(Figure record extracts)
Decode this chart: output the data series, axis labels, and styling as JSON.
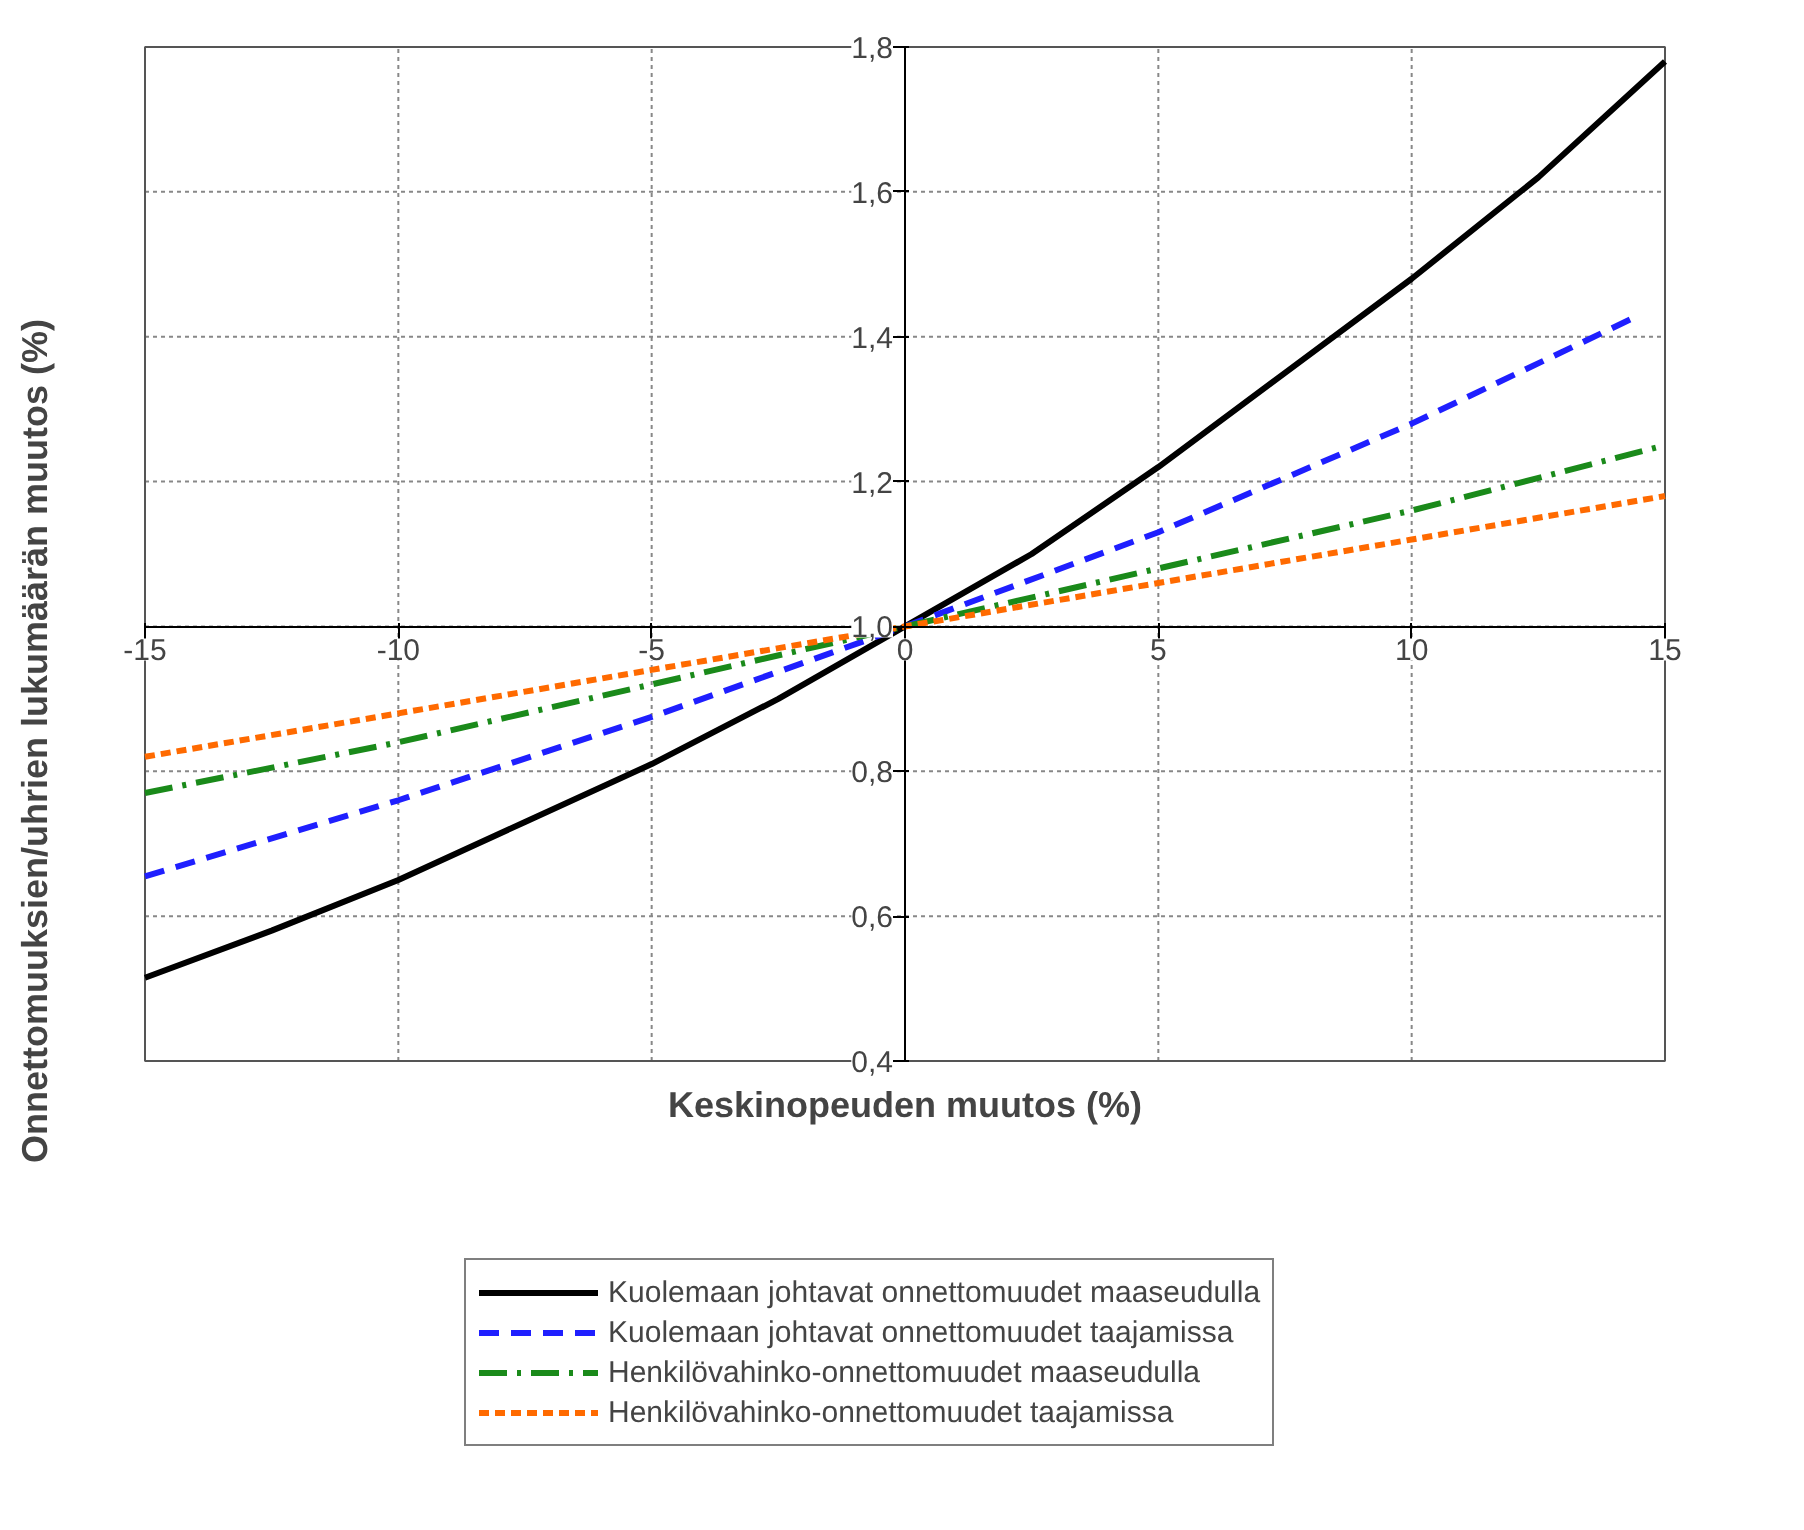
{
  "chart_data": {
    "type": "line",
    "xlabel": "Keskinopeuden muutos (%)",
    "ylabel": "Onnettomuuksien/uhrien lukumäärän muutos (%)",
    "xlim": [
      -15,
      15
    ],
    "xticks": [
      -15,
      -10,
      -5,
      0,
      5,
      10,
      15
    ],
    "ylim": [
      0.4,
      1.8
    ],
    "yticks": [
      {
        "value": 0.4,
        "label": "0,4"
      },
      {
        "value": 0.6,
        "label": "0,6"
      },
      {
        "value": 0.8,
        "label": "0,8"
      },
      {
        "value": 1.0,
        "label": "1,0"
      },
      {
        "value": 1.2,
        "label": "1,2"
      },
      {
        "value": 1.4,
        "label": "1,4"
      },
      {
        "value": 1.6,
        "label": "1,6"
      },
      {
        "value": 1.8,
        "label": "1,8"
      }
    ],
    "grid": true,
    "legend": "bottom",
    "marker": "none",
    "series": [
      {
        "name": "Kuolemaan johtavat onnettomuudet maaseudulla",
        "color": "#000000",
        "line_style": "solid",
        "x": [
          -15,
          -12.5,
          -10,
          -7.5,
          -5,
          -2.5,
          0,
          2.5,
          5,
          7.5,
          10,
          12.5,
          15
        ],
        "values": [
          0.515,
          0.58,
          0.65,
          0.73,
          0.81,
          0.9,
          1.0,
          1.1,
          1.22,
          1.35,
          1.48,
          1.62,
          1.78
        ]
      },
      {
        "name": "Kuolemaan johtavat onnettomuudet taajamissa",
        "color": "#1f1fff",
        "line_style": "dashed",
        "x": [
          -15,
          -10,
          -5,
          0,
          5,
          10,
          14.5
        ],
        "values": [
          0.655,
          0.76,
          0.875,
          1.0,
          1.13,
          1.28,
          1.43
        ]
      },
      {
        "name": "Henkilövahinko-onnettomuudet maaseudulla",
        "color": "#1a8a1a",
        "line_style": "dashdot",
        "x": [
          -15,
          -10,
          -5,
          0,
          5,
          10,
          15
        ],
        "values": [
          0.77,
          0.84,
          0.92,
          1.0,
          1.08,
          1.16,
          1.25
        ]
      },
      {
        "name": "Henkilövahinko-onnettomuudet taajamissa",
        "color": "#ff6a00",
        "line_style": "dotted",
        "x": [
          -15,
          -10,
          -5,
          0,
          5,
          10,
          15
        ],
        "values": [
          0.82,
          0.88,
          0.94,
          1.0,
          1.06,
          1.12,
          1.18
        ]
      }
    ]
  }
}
* * *
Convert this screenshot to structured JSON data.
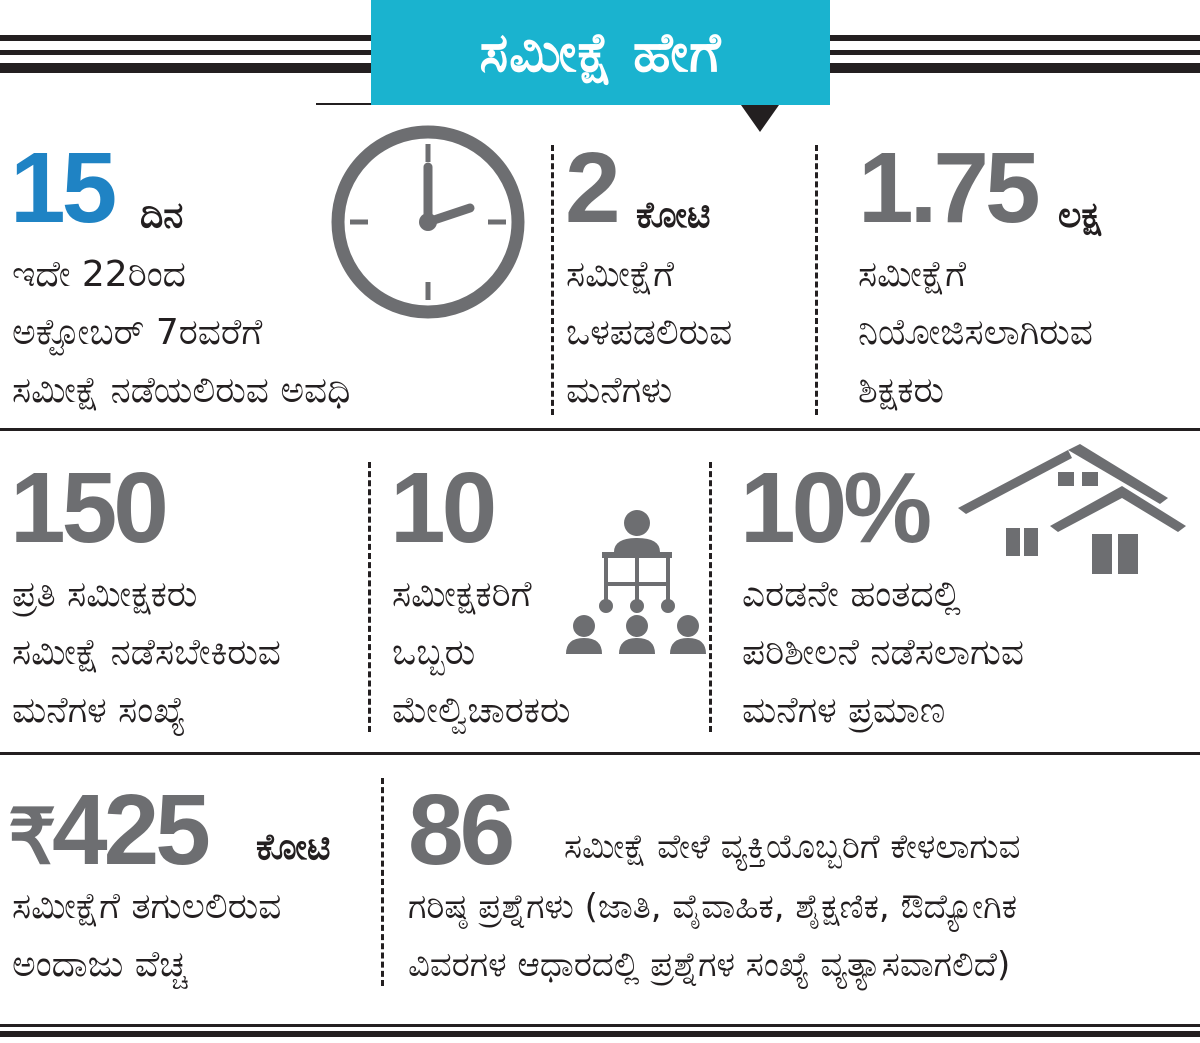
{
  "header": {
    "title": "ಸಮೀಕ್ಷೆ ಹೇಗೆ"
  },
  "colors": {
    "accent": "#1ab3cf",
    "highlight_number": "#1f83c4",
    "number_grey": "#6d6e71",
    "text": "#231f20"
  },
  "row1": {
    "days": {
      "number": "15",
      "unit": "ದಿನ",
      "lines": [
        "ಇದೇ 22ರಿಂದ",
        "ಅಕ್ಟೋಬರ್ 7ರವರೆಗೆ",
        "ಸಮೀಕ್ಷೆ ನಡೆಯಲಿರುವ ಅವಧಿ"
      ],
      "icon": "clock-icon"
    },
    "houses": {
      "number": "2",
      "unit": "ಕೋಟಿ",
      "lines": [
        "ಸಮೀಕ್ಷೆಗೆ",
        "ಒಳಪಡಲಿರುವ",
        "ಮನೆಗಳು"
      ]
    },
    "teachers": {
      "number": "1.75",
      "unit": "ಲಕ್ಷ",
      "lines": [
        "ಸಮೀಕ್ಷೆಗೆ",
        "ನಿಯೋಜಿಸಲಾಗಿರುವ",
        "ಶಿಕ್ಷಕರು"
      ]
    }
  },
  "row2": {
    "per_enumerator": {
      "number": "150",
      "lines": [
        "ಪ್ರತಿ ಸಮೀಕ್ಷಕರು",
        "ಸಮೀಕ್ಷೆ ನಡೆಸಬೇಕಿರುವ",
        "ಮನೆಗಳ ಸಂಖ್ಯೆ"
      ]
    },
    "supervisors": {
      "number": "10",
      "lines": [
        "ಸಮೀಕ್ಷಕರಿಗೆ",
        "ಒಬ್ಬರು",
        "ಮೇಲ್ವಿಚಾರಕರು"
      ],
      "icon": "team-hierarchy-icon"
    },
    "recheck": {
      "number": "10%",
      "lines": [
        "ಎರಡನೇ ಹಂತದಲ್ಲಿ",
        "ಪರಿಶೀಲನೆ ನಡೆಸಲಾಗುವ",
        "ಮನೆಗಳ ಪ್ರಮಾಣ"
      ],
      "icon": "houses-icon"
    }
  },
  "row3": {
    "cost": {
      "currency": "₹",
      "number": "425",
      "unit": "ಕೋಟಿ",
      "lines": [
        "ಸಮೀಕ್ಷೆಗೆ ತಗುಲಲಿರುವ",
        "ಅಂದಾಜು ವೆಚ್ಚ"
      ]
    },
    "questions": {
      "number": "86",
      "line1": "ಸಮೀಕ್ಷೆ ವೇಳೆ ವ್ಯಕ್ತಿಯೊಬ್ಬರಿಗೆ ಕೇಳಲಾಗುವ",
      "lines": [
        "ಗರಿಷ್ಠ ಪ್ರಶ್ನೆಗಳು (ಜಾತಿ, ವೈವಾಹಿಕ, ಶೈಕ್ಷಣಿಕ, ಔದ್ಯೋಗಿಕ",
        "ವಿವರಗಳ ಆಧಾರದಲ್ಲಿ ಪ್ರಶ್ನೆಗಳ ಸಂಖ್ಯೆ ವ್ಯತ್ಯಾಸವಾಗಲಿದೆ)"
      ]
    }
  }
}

__WHAT TO DO__
Determine the number of lines in the listing that hold the word "johtavat", and supply that number and nothing further.

__COMPLETED EXERCISE__
2